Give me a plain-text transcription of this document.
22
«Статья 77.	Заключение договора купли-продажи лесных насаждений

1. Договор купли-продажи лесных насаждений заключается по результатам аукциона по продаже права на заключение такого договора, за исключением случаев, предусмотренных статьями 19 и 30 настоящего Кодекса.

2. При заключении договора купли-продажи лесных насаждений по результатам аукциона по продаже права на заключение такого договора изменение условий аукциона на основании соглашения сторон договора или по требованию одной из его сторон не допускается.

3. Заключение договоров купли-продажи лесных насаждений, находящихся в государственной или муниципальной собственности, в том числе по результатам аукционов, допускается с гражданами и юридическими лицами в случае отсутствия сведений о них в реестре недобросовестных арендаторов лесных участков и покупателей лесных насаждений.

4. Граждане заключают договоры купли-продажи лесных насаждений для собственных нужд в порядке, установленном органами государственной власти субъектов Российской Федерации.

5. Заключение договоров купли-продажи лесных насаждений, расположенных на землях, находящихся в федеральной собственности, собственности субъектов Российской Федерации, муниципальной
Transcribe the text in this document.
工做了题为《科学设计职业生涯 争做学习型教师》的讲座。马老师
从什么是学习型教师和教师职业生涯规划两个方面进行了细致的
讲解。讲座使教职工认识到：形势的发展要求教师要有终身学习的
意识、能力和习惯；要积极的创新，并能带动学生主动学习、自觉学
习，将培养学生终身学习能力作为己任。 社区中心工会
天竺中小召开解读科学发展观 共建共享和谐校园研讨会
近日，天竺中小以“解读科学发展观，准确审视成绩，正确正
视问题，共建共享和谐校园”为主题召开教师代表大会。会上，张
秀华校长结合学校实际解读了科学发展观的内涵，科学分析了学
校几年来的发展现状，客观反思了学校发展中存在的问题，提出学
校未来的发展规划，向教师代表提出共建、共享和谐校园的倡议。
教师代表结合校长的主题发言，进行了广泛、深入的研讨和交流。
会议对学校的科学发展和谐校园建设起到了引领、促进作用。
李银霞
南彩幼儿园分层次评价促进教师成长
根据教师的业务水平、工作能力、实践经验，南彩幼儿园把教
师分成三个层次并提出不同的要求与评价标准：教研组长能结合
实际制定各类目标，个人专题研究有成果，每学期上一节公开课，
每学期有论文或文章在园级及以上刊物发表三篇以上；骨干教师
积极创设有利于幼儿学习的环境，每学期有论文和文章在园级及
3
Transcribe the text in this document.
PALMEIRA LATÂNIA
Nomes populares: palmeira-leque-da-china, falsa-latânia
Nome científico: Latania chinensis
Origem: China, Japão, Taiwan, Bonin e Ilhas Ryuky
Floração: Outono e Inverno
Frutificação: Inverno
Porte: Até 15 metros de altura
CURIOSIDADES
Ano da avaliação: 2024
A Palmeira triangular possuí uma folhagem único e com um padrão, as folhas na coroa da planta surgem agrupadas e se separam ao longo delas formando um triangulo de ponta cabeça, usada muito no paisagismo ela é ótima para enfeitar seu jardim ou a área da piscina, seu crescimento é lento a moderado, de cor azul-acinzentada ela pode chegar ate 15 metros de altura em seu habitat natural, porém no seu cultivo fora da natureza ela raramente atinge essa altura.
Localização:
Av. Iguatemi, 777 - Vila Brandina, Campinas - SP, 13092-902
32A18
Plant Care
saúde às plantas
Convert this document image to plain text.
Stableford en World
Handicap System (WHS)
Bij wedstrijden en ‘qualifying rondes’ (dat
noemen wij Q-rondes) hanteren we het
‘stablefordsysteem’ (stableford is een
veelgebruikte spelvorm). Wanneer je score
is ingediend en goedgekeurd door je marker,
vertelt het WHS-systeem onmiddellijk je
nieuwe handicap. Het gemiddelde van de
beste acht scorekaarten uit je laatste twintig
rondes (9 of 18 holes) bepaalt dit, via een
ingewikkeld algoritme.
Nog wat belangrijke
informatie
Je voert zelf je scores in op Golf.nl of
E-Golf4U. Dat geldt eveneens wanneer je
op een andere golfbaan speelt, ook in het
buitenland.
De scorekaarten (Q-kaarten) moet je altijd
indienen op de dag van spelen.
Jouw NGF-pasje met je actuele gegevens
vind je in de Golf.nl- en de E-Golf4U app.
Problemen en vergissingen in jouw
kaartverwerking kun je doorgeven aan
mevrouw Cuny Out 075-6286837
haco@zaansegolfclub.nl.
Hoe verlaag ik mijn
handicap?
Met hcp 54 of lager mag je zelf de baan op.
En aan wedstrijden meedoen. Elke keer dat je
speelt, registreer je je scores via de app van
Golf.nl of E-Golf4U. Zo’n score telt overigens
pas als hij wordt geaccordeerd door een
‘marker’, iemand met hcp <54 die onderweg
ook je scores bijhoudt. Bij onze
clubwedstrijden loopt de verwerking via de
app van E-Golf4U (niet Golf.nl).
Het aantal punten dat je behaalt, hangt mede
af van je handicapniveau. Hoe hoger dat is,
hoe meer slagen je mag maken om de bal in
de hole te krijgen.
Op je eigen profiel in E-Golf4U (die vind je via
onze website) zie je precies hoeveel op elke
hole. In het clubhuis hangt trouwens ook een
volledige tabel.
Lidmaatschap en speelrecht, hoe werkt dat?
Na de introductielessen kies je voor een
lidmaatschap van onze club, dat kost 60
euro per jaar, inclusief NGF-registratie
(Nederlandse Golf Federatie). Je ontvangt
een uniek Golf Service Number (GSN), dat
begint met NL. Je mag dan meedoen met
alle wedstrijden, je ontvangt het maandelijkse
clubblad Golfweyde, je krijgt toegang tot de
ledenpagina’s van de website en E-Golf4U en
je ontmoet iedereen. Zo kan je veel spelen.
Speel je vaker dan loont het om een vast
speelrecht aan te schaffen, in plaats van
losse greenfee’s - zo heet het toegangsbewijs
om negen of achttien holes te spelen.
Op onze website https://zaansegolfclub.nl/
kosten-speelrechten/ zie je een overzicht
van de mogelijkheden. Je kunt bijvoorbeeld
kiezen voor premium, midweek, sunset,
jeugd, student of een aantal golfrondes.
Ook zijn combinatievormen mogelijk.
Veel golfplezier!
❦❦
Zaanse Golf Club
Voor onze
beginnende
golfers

# [Exercise]
Say how many lines of the data include the word "Федерации". Nothing other than the number should be given.

# [Right answer]
2